Provided records:
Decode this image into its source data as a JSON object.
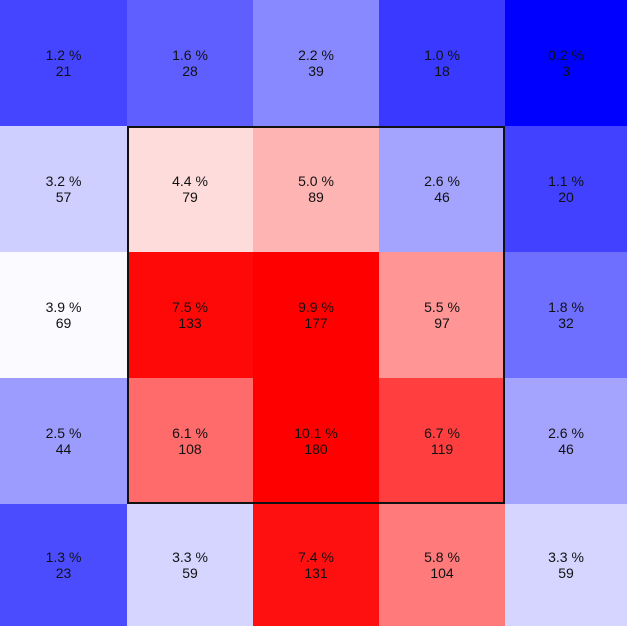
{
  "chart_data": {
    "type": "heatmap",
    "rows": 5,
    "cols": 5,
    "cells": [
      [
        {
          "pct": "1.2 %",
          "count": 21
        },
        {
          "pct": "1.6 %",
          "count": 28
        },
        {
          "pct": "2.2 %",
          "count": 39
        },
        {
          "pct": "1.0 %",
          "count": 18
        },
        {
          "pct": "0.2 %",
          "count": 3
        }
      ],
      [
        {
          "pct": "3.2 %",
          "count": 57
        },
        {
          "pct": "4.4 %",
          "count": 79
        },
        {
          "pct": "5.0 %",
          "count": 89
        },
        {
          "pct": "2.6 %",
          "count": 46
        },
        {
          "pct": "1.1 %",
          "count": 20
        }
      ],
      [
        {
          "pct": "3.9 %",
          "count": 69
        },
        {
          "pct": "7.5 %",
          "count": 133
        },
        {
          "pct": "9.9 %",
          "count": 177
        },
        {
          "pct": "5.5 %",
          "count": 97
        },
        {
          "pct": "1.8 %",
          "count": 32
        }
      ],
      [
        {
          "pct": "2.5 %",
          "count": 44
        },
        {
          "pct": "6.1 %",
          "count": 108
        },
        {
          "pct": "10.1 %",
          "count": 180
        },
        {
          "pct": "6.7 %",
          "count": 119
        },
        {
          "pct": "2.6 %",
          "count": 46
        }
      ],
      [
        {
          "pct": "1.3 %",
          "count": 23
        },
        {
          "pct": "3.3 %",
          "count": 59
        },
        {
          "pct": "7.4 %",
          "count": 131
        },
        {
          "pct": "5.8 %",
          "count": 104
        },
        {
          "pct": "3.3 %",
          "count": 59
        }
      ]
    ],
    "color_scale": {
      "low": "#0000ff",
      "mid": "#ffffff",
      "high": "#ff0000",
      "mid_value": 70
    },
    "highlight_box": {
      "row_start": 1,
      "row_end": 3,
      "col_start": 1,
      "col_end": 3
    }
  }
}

The problem: Leave out the pictures and print each record exactly as it stands.

Answer to the exercise:
Decode this image into its source data as a JSON object.
{
  "chart_data": {
    "type": "heatmap",
    "rows": 5,
    "cols": 5,
    "cells": [
      [
        {
          "pct": "1.2 %",
          "count": 21
        },
        {
          "pct": "1.6 %",
          "count": 28
        },
        {
          "pct": "2.2 %",
          "count": 39
        },
        {
          "pct": "1.0 %",
          "count": 18
        },
        {
          "pct": "0.2 %",
          "count": 3
        }
      ],
      [
        {
          "pct": "3.2 %",
          "count": 57
        },
        {
          "pct": "4.4 %",
          "count": 79
        },
        {
          "pct": "5.0 %",
          "count": 89
        },
        {
          "pct": "2.6 %",
          "count": 46
        },
        {
          "pct": "1.1 %",
          "count": 20
        }
      ],
      [
        {
          "pct": "3.9 %",
          "count": 69
        },
        {
          "pct": "7.5 %",
          "count": 133
        },
        {
          "pct": "9.9 %",
          "count": 177
        },
        {
          "pct": "5.5 %",
          "count": 97
        },
        {
          "pct": "1.8 %",
          "count": 32
        }
      ],
      [
        {
          "pct": "2.5 %",
          "count": 44
        },
        {
          "pct": "6.1 %",
          "count": 108
        },
        {
          "pct": "10.1 %",
          "count": 180
        },
        {
          "pct": "6.7 %",
          "count": 119
        },
        {
          "pct": "2.6 %",
          "count": 46
        }
      ],
      [
        {
          "pct": "1.3 %",
          "count": 23
        },
        {
          "pct": "3.3 %",
          "count": 59
        },
        {
          "pct": "7.4 %",
          "count": 131
        },
        {
          "pct": "5.8 %",
          "count": 104
        },
        {
          "pct": "3.3 %",
          "count": 59
        }
      ]
    ],
    "color_scale": {
      "low": "#0000ff",
      "mid": "#ffffff",
      "high": "#ff0000",
      "mid_value": 70
    },
    "highlight_box": {
      "row_start": 1,
      "row_end": 3,
      "col_start": 1,
      "col_end": 3
    }
  }
}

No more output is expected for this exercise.